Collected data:
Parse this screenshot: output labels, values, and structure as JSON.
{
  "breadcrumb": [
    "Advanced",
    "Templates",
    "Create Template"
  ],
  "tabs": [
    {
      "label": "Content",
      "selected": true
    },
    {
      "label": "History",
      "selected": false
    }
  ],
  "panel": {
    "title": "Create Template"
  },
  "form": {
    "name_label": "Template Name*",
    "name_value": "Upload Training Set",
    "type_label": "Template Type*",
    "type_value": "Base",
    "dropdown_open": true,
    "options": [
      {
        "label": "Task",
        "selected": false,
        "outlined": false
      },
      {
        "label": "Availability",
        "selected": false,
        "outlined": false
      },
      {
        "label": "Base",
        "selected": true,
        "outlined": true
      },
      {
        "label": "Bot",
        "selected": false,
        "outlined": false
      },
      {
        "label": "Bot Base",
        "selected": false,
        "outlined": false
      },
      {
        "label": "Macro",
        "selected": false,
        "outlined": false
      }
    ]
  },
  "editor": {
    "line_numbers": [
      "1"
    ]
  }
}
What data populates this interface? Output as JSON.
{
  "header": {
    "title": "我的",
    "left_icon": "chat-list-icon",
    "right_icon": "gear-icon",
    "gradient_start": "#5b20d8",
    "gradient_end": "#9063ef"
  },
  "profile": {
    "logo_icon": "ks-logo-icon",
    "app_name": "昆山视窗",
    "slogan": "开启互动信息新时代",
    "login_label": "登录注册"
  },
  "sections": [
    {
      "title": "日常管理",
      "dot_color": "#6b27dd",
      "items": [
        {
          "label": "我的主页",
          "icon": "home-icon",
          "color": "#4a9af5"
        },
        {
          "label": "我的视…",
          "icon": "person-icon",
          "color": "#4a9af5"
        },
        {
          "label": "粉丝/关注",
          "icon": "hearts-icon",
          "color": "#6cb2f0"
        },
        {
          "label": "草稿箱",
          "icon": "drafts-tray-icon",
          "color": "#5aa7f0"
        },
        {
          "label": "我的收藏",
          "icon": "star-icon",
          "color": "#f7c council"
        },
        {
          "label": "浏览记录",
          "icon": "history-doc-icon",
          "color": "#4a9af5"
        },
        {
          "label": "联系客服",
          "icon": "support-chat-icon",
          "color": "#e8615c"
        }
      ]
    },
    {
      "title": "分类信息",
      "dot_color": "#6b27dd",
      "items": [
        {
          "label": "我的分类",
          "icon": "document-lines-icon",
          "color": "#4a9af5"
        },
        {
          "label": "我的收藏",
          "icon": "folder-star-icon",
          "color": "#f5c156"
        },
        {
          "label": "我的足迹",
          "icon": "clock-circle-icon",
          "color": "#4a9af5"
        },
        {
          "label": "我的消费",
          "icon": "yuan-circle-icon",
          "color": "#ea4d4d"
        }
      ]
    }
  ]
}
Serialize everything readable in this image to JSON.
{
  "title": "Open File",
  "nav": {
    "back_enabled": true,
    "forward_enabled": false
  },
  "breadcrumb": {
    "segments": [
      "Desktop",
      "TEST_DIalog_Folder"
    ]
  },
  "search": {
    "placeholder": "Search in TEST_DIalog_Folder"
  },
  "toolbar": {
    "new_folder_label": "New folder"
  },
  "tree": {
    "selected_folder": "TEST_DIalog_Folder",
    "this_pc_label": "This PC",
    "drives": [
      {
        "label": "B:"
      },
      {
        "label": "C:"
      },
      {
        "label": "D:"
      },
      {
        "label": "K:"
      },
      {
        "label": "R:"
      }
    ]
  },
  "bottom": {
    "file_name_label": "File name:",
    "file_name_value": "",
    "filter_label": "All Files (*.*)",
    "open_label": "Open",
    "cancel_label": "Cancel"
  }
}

WRITTEN REQUEST:
Word for word, restate all of the data shown above.

TASK RESPONSE:
Parse this screenshot: output labels, values, and structure as JSON.
{
  "breadcrumb": [
    "Advanced",
    "Templates",
    "Create Template"
  ],
  "tabs": [
    {
      "label": "Content",
      "selected": true
    },
    {
      "label": "History",
      "selected": false
    }
  ],
  "panel": {
    "title": "Create Template"
  },
  "form": {
    "name_label": "Template Name*",
    "name_value": "Upload Training Set",
    "type_label": "Template Type*",
    "type_value": "Base",
    "dropdown_open": true,
    "options": [
      {
        "label": "Task",
        "selected": false,
        "outlined": false
      },
      {
        "label": "Availability",
        "selected": false,
        "outlined": false
      },
      {
        "label": "Base",
        "selected": true,
        "outlined": true
      },
      {
        "label": "Bot",
        "selected": false,
        "outlined": false
      },
      {
        "label": "Bot Base",
        "selected": false,
        "outlined": false
      },
      {
        "label": "Macro",
        "selected": false,
        "outlined": false
      }
    ]
  },
  "editor": {
    "line_numbers": [
      "1"
    ]
  }
}
What data populates this interface? Output as JSON.
{
  "header": {
    "title": "我的",
    "left_icon": "chat-list-icon",
    "right_icon": "gear-icon",
    "gradient_start": "#5b20d8",
    "gradient_end": "#9063ef"
  },
  "profile": {
    "logo_icon": "ks-logo-icon",
    "app_name": "昆山视窗",
    "slogan": "开启互动信息新时代",
    "login_label": "登录注册"
  },
  "sections": [
    {
      "title": "日常管理",
      "dot_color": "#6b27dd",
      "items": [
        {
          "label": "我的主页",
          "icon": "home-icon",
          "color": "#4a9af5"
        },
        {
          "label": "我的视…",
          "icon": "person-icon",
          "color": "#4a9af5"
        },
        {
          "label": "粉丝/关注",
          "icon": "hearts-icon",
          "color": "#6cb2f0"
        },
        {
          "label": "草稿箱",
          "icon": "drafts-tray-icon",
          "color": "#5aa7f0"
        },
        {
          "label": "我的收藏",
          "icon": "star-icon",
          "color": "#f7c council"
        },
        {
          "label": "浏览记录",
          "icon": "history-doc-icon",
          "color": "#4a9af5"
        },
        {
          "label": "联系客服",
          "icon": "support-chat-icon",
          "color": "#e8615c"
        }
      ]
    },
    {
      "title": "分类信息",
      "dot_color": "#6b27dd",
      "items": [
        {
          "label": "我的分类",
          "icon": "document-lines-icon",
          "color": "#4a9af5"
        },
        {
          "label": "我的收藏",
          "icon": "folder-star-icon",
          "color": "#f5c156"
        },
        {
          "label": "我的足迹",
          "icon": "clock-circle-icon",
          "color": "#4a9af5"
        },
        {
          "label": "我的消费",
          "icon": "yuan-circle-icon",
          "color": "#ea4d4d"
        }
      ]
    }
  ]
}
Serialize everything readable in this image to JSON.
{
  "title": "Open File",
  "nav": {
    "back_enabled": true,
    "forward_enabled": false
  },
  "breadcrumb": {
    "segments": [
      "Desktop",
      "TEST_DIalog_Folder"
    ]
  },
  "search": {
    "placeholder": "Search in TEST_DIalog_Folder"
  },
  "toolbar": {
    "new_folder_label": "New folder"
  },
  "tree": {
    "selected_folder": "TEST_DIalog_Folder",
    "this_pc_label": "This PC",
    "drives": [
      {
        "label": "B:"
      },
      {
        "label": "C:"
      },
      {
        "label": "D:"
      },
      {
        "label": "K:"
      },
      {
        "label": "R:"
      }
    ]
  },
  "bottom": {
    "file_name_label": "File name:",
    "file_name_value": "",
    "filter_label": "All Files (*.*)",
    "open_label": "Open",
    "cancel_label": "Cancel"
  }
}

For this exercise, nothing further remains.